- [SHORT PROBLEM] Print each of the entries exactly, leaving nothing out.

=-=-=

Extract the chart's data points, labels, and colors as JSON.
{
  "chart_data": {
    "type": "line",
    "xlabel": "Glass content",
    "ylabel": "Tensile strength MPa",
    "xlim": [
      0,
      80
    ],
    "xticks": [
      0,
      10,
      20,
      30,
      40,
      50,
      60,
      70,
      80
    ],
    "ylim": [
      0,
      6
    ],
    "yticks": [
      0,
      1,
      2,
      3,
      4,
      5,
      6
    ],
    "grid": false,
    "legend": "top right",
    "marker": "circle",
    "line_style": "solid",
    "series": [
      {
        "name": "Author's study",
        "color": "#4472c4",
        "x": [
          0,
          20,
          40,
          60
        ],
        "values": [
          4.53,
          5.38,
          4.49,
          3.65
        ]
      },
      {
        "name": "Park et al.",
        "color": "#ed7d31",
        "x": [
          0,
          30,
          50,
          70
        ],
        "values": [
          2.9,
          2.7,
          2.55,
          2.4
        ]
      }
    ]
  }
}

=-=-=

- [SOLVED PROBLEM]
Extract the chart's data points, labels, and colors as JSON.
{
  "chart_data": {
    "type": "line",
    "xlabel": "Glass content",
    "ylabel": "Tensile strength MPa",
    "xlim": [
      0,
      80
    ],
    "xticks": [
      0,
      10,
      20,
      30,
      40,
      50,
      60,
      70,
      80
    ],
    "ylim": [
      0,
      6
    ],
    "yticks": [
      0,
      1,
      2,
      3,
      4,
      5,
      6
    ],
    "grid": false,
    "legend": "top right",
    "marker": "circle",
    "line_style": "solid",
    "series": [
      {
        "name": "Author's study",
        "color": "#4472c4",
        "x": [
          0,
          20,
          40,
          60
        ],
        "values": [
          4.53,
          5.38,
          4.49,
          3.65
        ]
      },
      {
        "name": "Park et al.",
        "color": "#ed7d31",
        "x": [
          0,
          30,
          50,
          70
        ],
        "values": [
          2.9,
          2.7,
          2.55,
          2.4
        ]
      }
    ]
  }
}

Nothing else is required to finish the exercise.